DIRECTIVE: Reproduce the material in full, exactly as written.

DATA SHOWN:

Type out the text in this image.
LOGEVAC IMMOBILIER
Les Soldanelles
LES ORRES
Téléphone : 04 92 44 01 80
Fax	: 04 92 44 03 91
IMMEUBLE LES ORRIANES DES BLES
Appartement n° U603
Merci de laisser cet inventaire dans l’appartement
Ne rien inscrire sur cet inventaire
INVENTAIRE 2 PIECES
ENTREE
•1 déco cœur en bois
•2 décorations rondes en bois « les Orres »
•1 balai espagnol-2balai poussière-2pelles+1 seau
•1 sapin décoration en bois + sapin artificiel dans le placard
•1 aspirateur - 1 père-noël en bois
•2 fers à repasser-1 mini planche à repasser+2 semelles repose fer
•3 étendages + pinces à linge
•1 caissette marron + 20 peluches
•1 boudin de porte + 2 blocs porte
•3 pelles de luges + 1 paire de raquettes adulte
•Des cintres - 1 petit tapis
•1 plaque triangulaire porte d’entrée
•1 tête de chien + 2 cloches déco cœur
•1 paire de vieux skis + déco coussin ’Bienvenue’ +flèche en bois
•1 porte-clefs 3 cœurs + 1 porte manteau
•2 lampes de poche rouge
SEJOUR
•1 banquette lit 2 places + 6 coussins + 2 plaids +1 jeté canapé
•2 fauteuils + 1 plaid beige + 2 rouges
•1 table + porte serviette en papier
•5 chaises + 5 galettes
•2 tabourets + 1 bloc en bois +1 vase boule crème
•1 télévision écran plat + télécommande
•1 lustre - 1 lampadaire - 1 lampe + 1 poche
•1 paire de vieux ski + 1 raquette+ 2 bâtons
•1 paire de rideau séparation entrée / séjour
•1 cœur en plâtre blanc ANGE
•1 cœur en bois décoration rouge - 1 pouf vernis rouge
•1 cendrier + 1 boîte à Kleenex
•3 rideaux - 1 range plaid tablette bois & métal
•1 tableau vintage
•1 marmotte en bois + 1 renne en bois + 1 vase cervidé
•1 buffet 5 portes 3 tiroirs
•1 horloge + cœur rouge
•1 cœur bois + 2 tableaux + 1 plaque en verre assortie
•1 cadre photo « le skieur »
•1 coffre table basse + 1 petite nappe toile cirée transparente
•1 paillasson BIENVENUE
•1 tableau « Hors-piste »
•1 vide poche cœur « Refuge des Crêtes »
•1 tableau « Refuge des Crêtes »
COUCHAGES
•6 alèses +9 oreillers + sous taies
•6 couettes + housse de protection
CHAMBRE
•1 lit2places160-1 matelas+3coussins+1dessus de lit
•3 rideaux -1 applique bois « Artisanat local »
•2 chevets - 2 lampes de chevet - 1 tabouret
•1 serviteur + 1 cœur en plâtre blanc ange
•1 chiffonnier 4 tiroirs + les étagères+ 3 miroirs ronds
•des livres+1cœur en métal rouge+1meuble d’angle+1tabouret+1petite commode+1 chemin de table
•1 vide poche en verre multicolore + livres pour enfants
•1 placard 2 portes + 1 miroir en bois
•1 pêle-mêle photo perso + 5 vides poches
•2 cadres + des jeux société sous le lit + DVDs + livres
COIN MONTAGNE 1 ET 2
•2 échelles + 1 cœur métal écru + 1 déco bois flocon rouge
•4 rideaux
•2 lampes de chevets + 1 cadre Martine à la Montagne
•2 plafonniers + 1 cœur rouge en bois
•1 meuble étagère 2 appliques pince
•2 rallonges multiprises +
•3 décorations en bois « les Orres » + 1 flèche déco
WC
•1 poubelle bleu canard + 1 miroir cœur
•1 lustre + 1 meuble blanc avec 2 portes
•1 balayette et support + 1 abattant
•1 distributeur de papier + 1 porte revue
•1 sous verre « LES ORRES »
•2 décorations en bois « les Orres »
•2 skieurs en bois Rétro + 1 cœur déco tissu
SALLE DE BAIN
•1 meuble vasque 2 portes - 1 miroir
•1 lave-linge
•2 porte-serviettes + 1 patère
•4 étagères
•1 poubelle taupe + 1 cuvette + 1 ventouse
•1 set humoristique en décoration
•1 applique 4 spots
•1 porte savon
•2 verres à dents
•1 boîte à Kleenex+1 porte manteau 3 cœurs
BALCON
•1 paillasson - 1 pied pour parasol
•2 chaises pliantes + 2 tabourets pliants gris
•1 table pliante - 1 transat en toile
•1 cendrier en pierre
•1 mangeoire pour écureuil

PROBLEM SOLUTION:
Type out the text in this image.
LOGEVAC IMMOBILIER
Les Soldanelles
LES ORRES
Téléphone : 04 92 44 01 80
Fax	: 04 92 44 03 91
IMMEUBLE LES ORRIANES DES BLES
Appartement n° U603
Merci de laisser cet inventaire dans l’appartement
Ne rien inscrire sur cet inventaire
INVENTAIRE 2 PIECES
ENTREE
•1 déco cœur en bois
•2 décorations rondes en bois « les Orres »
•1 balai espagnol-2balai poussière-2pelles+1 seau
•1 sapin décoration en bois + sapin artificiel dans le placard
•1 aspirateur - 1 père-noël en bois
•2 fers à repasser-1 mini planche à repasser+2 semelles repose fer
•3 étendages + pinces à linge
•1 caissette marron + 20 peluches
•1 boudin de porte + 2 blocs porte
•3 pelles de luges + 1 paire de raquettes adulte
•Des cintres - 1 petit tapis
•1 plaque triangulaire porte d’entrée
•1 tête de chien + 2 cloches déco cœur
•1 paire de vieux skis + déco coussin ’Bienvenue’ +flèche en bois
•1 porte-clefs 3 cœurs + 1 porte manteau
•2 lampes de poche rouge
SEJOUR
•1 banquette lit 2 places + 6 coussins + 2 plaids +1 jeté canapé
•2 fauteuils + 1 plaid beige + 2 rouges
•1 table + porte serviette en papier
•5 chaises + 5 galettes
•2 tabourets + 1 bloc en bois +1 vase boule crème
•1 télévision écran plat + télécommande
•1 lustre - 1 lampadaire - 1 lampe + 1 poche
•1 paire de vieux ski + 1 raquette+ 2 bâtons
•1 paire de rideau séparation entrée / séjour
•1 cœur en plâtre blanc ANGE
•1 cœur en bois décoration rouge - 1 pouf vernis rouge
•1 cendrier + 1 boîte à Kleenex
•3 rideaux - 1 range plaid tablette bois & métal
•1 tableau vintage
•1 marmotte en bois + 1 renne en bois + 1 vase cervidé
•1 buffet 5 portes 3 tiroirs
•1 horloge + cœur rouge
•1 cœur bois + 2 tableaux + 1 plaque en verre assortie
•1 cadre photo « le skieur »
•1 coffre table basse + 1 petite nappe toile cirée transparente
•1 paillasson BIENVENUE
•1 tableau « Hors-piste »
•1 vide poche cœur « Refuge des Crêtes »
•1 tableau « Refuge des Crêtes »
COUCHAGES
•6 alèses +9 oreillers + sous taies
•6 couettes + housse de protection
CHAMBRE
•1 lit2places160-1 matelas+3coussins+1dessus de lit
•3 rideaux -1 applique bois « Artisanat local »
•2 chevets - 2 lampes de chevet - 1 tabouret
•1 serviteur + 1 cœur en plâtre blanc ange
•1 chiffonnier 4 tiroirs + les étagères+ 3 miroirs ronds
•des livres+1cœur en métal rouge+1meuble d’angle+1tabouret+1petite commode+1 chemin de table
•1 vide poche en verre multicolore + livres pour enfants
•1 placard 2 portes + 1 miroir en bois
•1 pêle-mêle photo perso + 5 vides poches
•2 cadres + des jeux société sous le lit + DVDs + livres
COIN MONTAGNE 1 ET 2
•2 échelles + 1 cœur métal écru + 1 déco bois flocon rouge
•4 rideaux
•2 lampes de chevets + 1 cadre Martine à la Montagne
•2 plafonniers + 1 cœur rouge en bois
•1 meuble étagère 2 appliques pince
•2 rallonges multiprises +
•3 décorations en bois « les Orres » + 1 flèche déco
WC
•1 poubelle bleu canard + 1 miroir cœur
•1 lustre + 1 meuble blanc avec 2 portes
•1 balayette et support + 1 abattant
•1 distributeur de papier + 1 porte revue
•1 sous verre « LES ORRES »
•2 décorations en bois « les Orres »
•2 skieurs en bois Rétro + 1 cœur déco tissu
SALLE DE BAIN
•1 meuble vasque 2 portes - 1 miroir
•1 lave-linge
•2 porte-serviettes + 1 patère
•4 étagères
•1 poubelle taupe + 1 cuvette + 1 ventouse
•1 set humoristique en décoration
•1 applique 4 spots
•1 porte savon
•2 verres à dents
•1 boîte à Kleenex+1 porte manteau 3 cœurs
BALCON
•1 paillasson - 1 pied pour parasol
•2 chaises pliantes + 2 tabourets pliants gris
•1 table pliante - 1 transat en toile
•1 cendrier en pierre
•1 mangeoire pour écureuil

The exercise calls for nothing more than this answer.